- [The exercise]
The entries below need to be written out exactly, with no pictures included.

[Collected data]
--- BEGIN ---

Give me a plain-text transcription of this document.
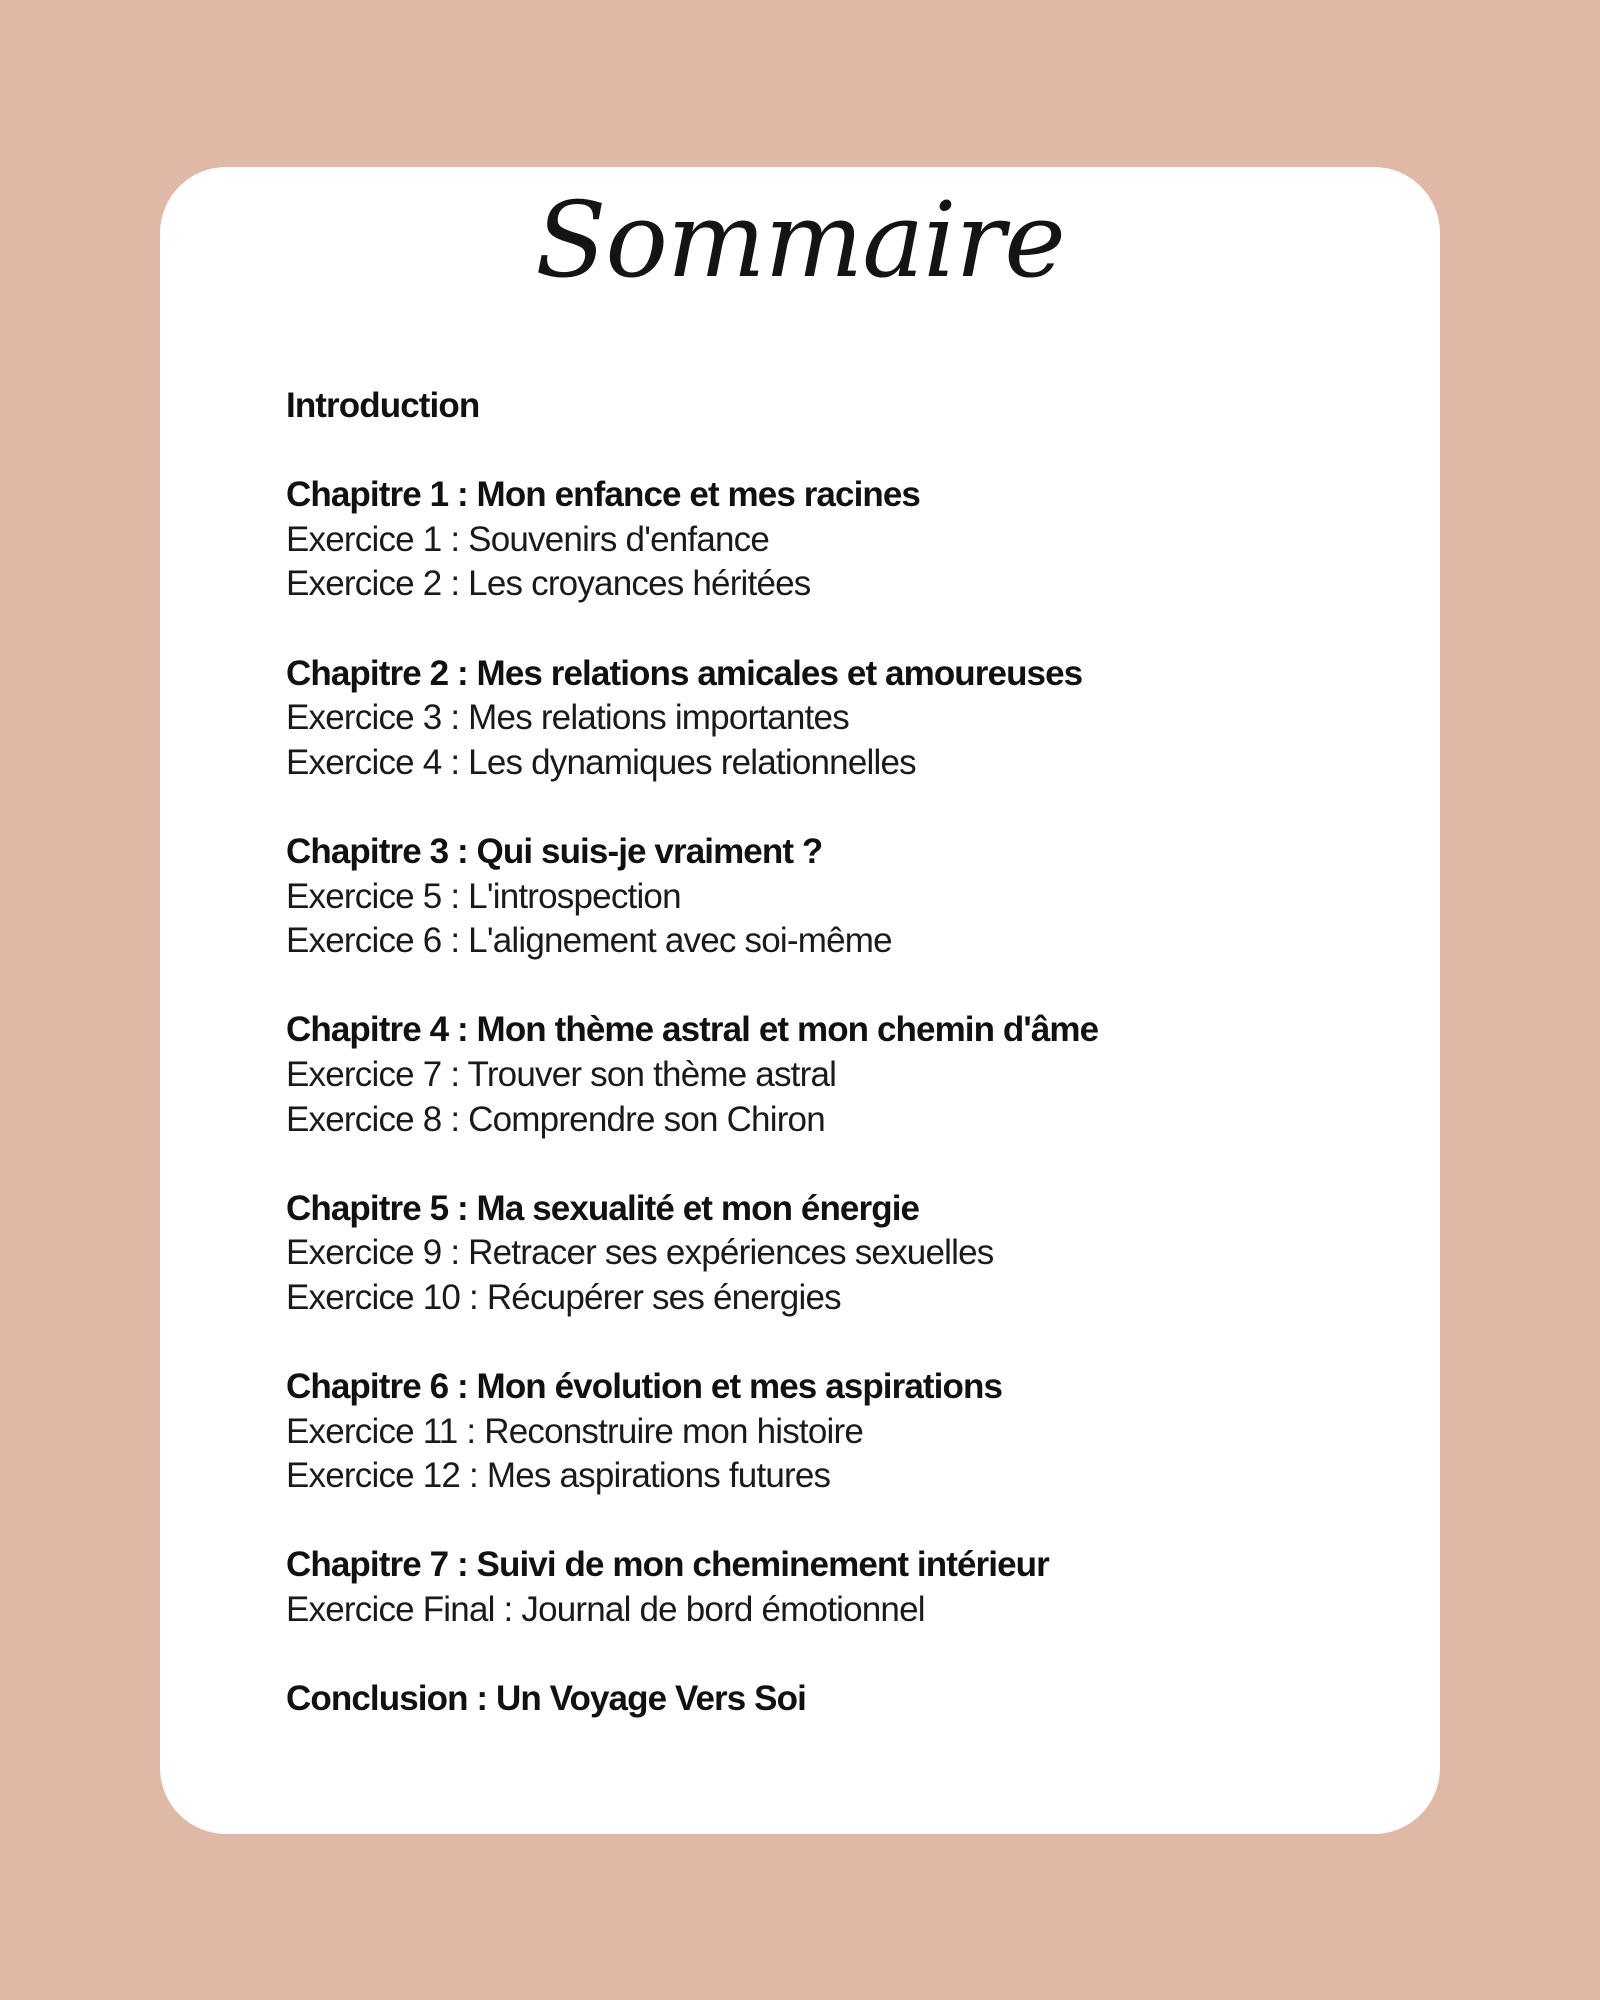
Sommaire
Introduction
Chapitre 1 : Mon enfance et mes racines
Exercice 1 : Souvenirs d'enfance
Exercice 2 : Les croyances héritées
Chapitre 2 : Mes relations amicales et amoureuses
Exercice 3 : Mes relations importantes
Exercice 4 : Les dynamiques relationnelles
Chapitre 3 : Qui suis-je vraiment ?
Exercice 5 : L'introspection
Exercice 6 : L'alignement avec soi-même
Chapitre 4 : Mon thème astral et mon chemin d'âme
Exercice 7 : Trouver son thème astral
Exercice 8 : Comprendre son Chiron
Chapitre 5 : Ma sexualité et mon énergie
Exercice 9 : Retracer ses expériences sexuelles
Exercice 10 : Récupérer ses énergies
Chapitre 6 : Mon évolution et mes aspirations
Exercice 11 : Reconstruire mon histoire
Exercice 12 : Mes aspirations futures
Chapitre 7 : Suivi de mon cheminement intérieur
Exercice Final : Journal de bord émotionnel
Conclusion : Un Voyage Vers Soi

--- END ---

- [Task output]
Give me a plain-text transcription of this document.
Sommaire
Introduction
Chapitre 1 : Mon enfance et mes racines
Exercice 1 : Souvenirs d'enfance
Exercice 2 : Les croyances héritées
Chapitre 2 : Mes relations amicales et amoureuses
Exercice 3 : Mes relations importantes
Exercice 4 : Les dynamiques relationnelles
Chapitre 3 : Qui suis-je vraiment ?
Exercice 5 : L'introspection
Exercice 6 : L'alignement avec soi-même
Chapitre 4 : Mon thème astral et mon chemin d'âme
Exercice 7 : Trouver son thème astral
Exercice 8 : Comprendre son Chiron
Chapitre 5 : Ma sexualité et mon énergie
Exercice 9 : Retracer ses expériences sexuelles
Exercice 10 : Récupérer ses énergies
Chapitre 6 : Mon évolution et mes aspirations
Exercice 11 : Reconstruire mon histoire
Exercice 12 : Mes aspirations futures
Chapitre 7 : Suivi de mon cheminement intérieur
Exercice Final : Journal de bord émotionnel
Conclusion : Un Voyage Vers Soi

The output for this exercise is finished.